Input material:

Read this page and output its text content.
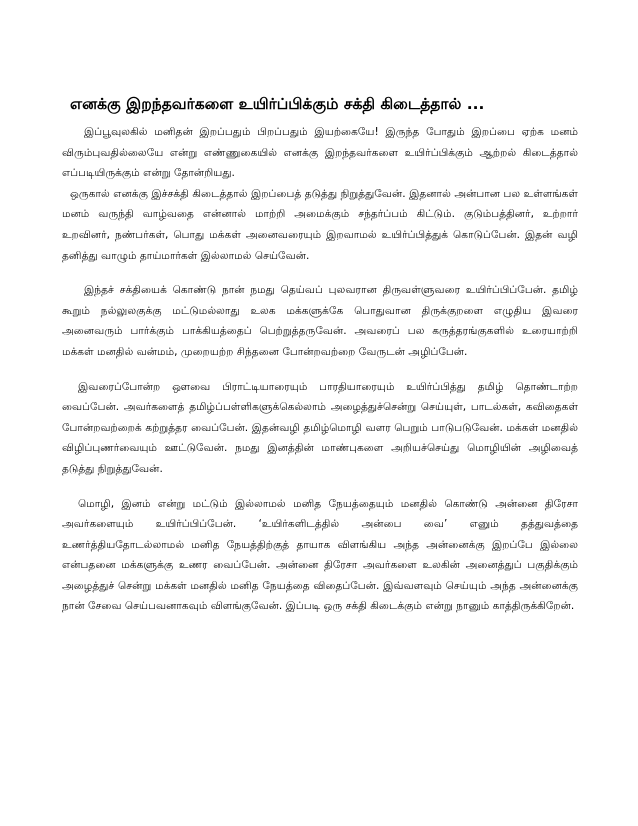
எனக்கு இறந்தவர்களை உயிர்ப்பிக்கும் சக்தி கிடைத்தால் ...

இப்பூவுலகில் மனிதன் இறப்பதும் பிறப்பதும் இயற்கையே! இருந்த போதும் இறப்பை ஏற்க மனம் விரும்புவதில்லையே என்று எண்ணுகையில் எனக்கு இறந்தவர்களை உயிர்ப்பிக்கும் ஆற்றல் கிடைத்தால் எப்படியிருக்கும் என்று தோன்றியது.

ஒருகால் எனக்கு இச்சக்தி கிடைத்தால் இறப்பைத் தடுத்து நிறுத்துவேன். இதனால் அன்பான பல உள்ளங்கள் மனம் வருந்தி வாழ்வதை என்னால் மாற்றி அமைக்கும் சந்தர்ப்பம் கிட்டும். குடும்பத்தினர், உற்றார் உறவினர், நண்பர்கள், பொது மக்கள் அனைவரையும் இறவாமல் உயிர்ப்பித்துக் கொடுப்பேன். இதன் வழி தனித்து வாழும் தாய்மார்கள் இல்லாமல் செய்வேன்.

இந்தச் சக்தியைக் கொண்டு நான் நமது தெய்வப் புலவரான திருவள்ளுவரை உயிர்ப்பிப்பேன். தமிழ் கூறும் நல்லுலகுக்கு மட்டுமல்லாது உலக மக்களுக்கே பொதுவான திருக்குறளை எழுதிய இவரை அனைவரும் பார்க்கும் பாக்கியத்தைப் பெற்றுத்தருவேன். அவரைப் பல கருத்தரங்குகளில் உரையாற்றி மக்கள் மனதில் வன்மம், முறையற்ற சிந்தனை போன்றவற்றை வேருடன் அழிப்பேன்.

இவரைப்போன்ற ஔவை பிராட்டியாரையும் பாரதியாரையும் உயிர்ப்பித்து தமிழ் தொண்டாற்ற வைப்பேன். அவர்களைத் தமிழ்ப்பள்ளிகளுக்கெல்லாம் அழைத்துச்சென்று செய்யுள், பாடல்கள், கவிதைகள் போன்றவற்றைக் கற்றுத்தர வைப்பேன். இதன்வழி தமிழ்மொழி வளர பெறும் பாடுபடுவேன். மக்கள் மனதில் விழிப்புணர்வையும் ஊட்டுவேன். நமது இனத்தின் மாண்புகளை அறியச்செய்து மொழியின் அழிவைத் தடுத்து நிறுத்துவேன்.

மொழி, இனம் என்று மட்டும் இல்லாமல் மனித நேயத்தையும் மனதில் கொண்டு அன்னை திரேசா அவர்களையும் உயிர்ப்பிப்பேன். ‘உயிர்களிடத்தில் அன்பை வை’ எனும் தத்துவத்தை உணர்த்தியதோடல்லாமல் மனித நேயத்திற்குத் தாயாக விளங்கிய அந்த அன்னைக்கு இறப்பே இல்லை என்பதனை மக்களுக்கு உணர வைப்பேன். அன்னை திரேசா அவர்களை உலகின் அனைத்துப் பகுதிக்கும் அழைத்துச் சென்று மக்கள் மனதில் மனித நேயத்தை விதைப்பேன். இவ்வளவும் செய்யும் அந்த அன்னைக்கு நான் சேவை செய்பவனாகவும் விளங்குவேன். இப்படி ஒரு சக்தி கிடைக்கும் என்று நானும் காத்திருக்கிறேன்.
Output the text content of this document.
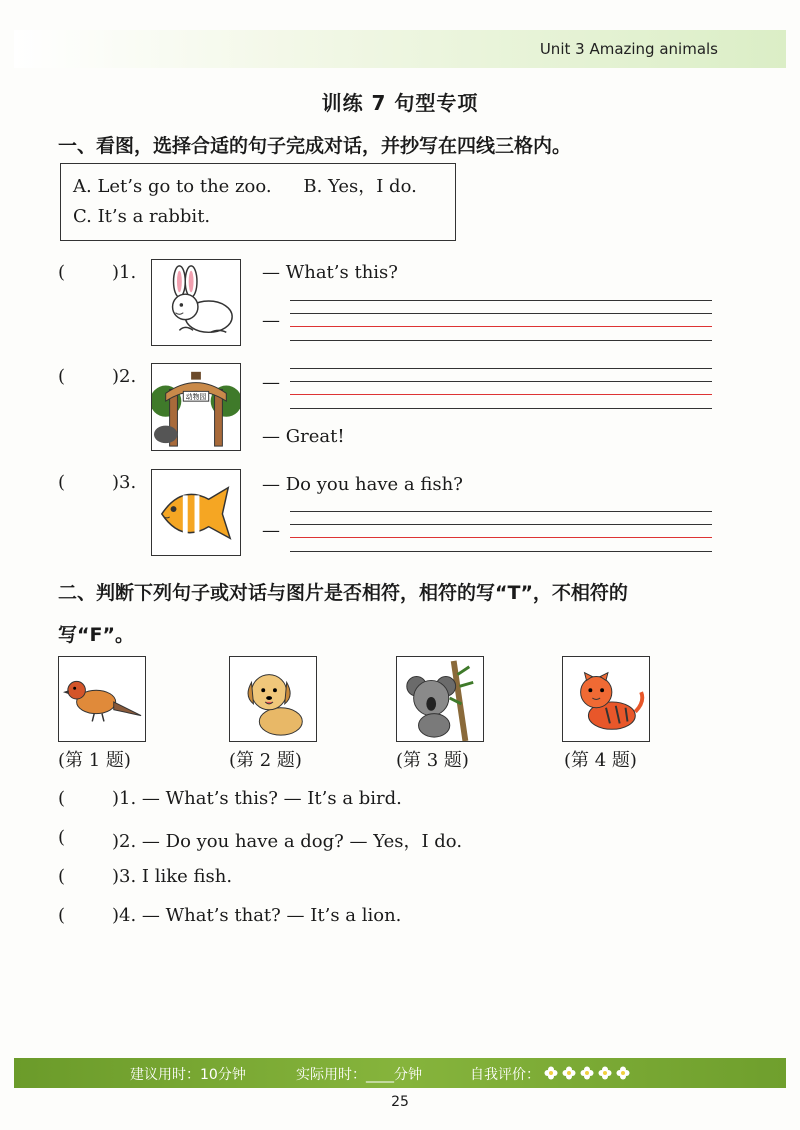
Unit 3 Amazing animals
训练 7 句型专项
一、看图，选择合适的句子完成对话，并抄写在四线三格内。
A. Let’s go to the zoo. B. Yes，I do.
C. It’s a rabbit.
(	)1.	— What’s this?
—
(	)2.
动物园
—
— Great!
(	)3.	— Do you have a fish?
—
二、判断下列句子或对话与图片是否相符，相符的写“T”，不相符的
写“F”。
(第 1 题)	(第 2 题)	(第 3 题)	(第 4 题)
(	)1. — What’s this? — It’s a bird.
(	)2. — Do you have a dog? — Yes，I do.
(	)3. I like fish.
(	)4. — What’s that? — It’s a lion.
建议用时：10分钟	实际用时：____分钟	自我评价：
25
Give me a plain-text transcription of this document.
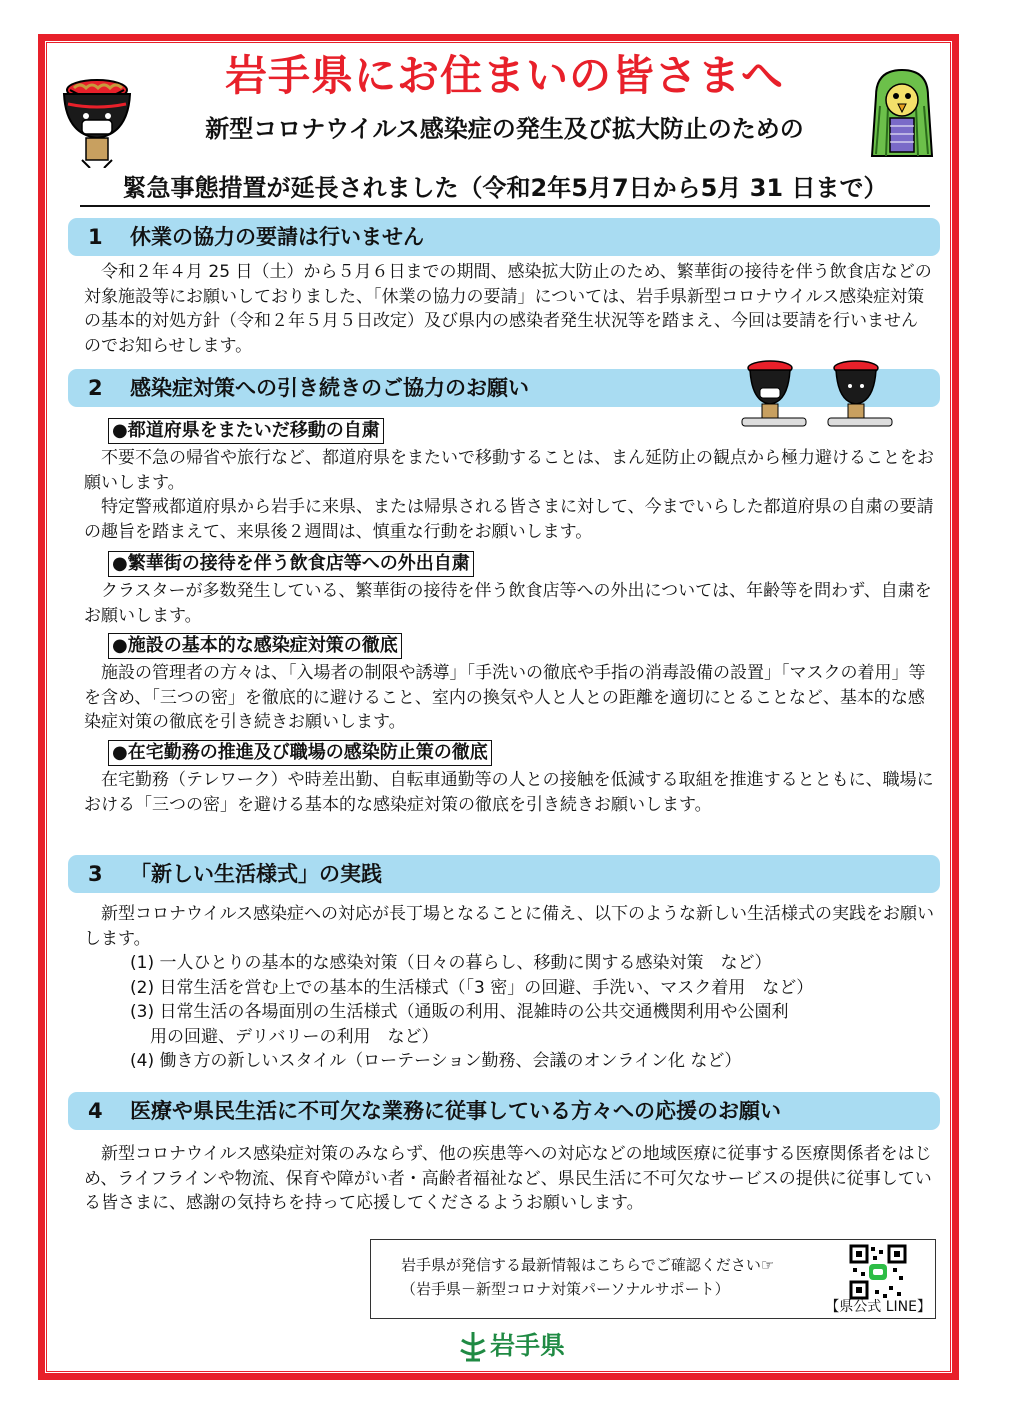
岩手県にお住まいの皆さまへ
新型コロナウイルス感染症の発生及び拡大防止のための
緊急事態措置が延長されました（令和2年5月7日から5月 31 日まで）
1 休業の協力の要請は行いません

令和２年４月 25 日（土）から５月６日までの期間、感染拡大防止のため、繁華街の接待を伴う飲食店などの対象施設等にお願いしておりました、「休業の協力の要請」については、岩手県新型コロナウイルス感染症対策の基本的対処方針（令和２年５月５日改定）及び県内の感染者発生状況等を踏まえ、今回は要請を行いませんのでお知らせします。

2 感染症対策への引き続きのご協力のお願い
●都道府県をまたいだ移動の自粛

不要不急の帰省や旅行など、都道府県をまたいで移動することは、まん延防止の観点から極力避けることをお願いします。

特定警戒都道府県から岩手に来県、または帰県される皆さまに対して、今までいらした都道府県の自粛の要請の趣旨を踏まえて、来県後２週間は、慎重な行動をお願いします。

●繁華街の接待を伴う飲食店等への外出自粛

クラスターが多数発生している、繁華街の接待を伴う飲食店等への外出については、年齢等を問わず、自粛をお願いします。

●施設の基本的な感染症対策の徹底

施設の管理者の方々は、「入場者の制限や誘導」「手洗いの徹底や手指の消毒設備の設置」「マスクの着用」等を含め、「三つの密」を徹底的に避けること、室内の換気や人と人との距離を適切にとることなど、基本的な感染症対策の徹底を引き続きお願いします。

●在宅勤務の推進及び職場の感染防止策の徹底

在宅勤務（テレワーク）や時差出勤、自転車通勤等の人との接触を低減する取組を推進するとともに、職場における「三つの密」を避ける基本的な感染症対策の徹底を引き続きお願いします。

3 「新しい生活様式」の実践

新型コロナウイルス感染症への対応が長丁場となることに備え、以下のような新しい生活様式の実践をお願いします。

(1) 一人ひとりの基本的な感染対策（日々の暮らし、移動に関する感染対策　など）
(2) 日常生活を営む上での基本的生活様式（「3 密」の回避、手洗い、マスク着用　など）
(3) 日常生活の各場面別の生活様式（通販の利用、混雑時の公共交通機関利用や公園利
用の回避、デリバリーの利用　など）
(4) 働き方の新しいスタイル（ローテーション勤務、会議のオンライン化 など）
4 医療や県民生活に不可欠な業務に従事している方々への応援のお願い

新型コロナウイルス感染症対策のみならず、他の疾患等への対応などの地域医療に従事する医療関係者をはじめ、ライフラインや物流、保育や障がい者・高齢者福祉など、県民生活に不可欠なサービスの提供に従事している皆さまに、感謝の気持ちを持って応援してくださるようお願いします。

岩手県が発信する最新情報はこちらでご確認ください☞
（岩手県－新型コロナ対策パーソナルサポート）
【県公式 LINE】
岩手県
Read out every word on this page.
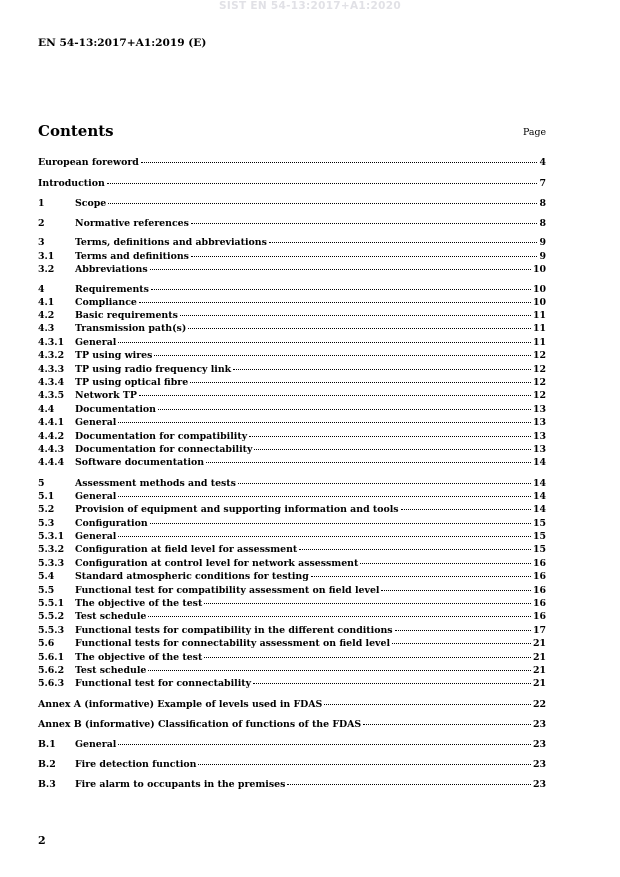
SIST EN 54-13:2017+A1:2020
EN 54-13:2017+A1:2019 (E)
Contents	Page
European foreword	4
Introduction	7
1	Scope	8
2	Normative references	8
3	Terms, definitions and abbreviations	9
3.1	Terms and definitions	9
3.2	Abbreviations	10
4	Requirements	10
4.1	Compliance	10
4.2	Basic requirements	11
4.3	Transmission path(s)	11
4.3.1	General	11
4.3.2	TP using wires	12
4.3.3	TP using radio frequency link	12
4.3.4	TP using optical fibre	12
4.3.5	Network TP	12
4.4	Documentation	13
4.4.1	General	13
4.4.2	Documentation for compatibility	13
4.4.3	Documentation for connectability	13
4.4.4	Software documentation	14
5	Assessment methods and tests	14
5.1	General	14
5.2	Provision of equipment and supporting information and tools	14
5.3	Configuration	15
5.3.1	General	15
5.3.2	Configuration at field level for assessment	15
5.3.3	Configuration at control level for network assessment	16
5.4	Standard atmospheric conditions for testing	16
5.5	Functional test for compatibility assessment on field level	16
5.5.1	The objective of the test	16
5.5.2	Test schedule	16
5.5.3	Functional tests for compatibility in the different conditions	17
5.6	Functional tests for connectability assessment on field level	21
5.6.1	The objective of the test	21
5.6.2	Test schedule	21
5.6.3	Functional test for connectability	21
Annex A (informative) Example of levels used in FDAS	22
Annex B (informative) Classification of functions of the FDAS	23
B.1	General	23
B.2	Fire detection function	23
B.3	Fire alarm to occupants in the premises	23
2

Description of the task: Find the lines that include the string "三つの密", then copy each of them.

Task output:
施設の管理者の方々は、「入場者の制限や誘導」「手洗いの徹底や手指の消毒設備の設置」「マスクの着用」等を含め、「三つの密」を徹底的に避けること、室内の換気や人と人との距離を適切にとることなど、基本的な感染症対策の徹底を引き続きお願いします。
在宅勤務（テレワーク）や時差出勤、自転車通勤等の人との接触を低減する取組を推進するとともに、職場における「三つの密」を避ける基本的な感染症対策の徹底を引き続きお願いします。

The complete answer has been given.